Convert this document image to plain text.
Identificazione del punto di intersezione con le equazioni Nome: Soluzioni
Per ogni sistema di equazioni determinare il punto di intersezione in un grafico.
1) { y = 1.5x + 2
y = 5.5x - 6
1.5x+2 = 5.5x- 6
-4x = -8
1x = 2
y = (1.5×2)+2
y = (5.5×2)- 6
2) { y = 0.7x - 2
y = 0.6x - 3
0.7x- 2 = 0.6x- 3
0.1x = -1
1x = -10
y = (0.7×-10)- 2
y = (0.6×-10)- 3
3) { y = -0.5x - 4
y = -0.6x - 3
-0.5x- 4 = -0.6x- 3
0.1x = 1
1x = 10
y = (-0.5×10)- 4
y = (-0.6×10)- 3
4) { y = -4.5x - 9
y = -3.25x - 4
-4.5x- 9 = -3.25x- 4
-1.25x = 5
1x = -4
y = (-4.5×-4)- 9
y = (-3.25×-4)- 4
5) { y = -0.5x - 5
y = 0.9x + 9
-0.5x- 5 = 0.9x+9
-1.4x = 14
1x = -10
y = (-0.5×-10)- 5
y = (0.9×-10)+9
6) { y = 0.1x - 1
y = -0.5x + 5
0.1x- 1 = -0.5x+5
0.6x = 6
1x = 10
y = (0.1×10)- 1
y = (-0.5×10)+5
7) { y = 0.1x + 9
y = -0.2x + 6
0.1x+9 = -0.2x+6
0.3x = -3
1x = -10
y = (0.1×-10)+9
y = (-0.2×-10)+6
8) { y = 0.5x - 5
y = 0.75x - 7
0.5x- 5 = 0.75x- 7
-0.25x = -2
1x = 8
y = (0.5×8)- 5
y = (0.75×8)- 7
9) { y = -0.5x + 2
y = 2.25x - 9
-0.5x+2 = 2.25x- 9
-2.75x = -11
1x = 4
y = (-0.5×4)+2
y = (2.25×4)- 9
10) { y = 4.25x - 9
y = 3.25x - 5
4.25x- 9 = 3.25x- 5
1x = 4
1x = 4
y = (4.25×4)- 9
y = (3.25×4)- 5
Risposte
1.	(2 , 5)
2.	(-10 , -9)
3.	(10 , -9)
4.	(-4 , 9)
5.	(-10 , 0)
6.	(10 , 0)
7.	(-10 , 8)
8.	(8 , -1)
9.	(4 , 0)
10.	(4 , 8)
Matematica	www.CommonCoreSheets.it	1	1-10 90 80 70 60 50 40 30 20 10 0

_____

Reproduce all data above, unchanged.

Convert this document image to plain text.
Identificazione del punto di intersezione con le equazioni Nome: Soluzioni
Per ogni sistema di equazioni determinare il punto di intersezione in un grafico.
1) { y = 1.5x + 2
y = 5.5x - 6
1.5x+2 = 5.5x- 6
-4x = -8
1x = 2
y = (1.5×2)+2
y = (5.5×2)- 6
2) { y = 0.7x - 2
y = 0.6x - 3
0.7x- 2 = 0.6x- 3
0.1x = -1
1x = -10
y = (0.7×-10)- 2
y = (0.6×-10)- 3
3) { y = -0.5x - 4
y = -0.6x - 3
-0.5x- 4 = -0.6x- 3
0.1x = 1
1x = 10
y = (-0.5×10)- 4
y = (-0.6×10)- 3
4) { y = -4.5x - 9
y = -3.25x - 4
-4.5x- 9 = -3.25x- 4
-1.25x = 5
1x = -4
y = (-4.5×-4)- 9
y = (-3.25×-4)- 4
5) { y = -0.5x - 5
y = 0.9x + 9
-0.5x- 5 = 0.9x+9
-1.4x = 14
1x = -10
y = (-0.5×-10)- 5
y = (0.9×-10)+9
6) { y = 0.1x - 1
y = -0.5x + 5
0.1x- 1 = -0.5x+5
0.6x = 6
1x = 10
y = (0.1×10)- 1
y = (-0.5×10)+5
7) { y = 0.1x + 9
y = -0.2x + 6
0.1x+9 = -0.2x+6
0.3x = -3
1x = -10
y = (0.1×-10)+9
y = (-0.2×-10)+6
8) { y = 0.5x - 5
y = 0.75x - 7
0.5x- 5 = 0.75x- 7
-0.25x = -2
1x = 8
y = (0.5×8)- 5
y = (0.75×8)- 7
9) { y = -0.5x + 2
y = 2.25x - 9
-0.5x+2 = 2.25x- 9
-2.75x = -11
1x = 4
y = (-0.5×4)+2
y = (2.25×4)- 9
10) { y = 4.25x - 9
y = 3.25x - 5
4.25x- 9 = 3.25x- 5
1x = 4
1x = 4
y = (4.25×4)- 9
y = (3.25×4)- 5
Risposte
1.	(2 , 5)
2.	(-10 , -9)
3.	(10 , -9)
4.	(-4 , 9)
5.	(-10 , 0)
6.	(10 , 0)
7.	(-10 , 8)
8.	(8 , -1)
9.	(4 , 0)
10.	(4 , 8)
Matematica	www.CommonCoreSheets.it	1	1-10 90 80 70 60 50 40 30 20 10 0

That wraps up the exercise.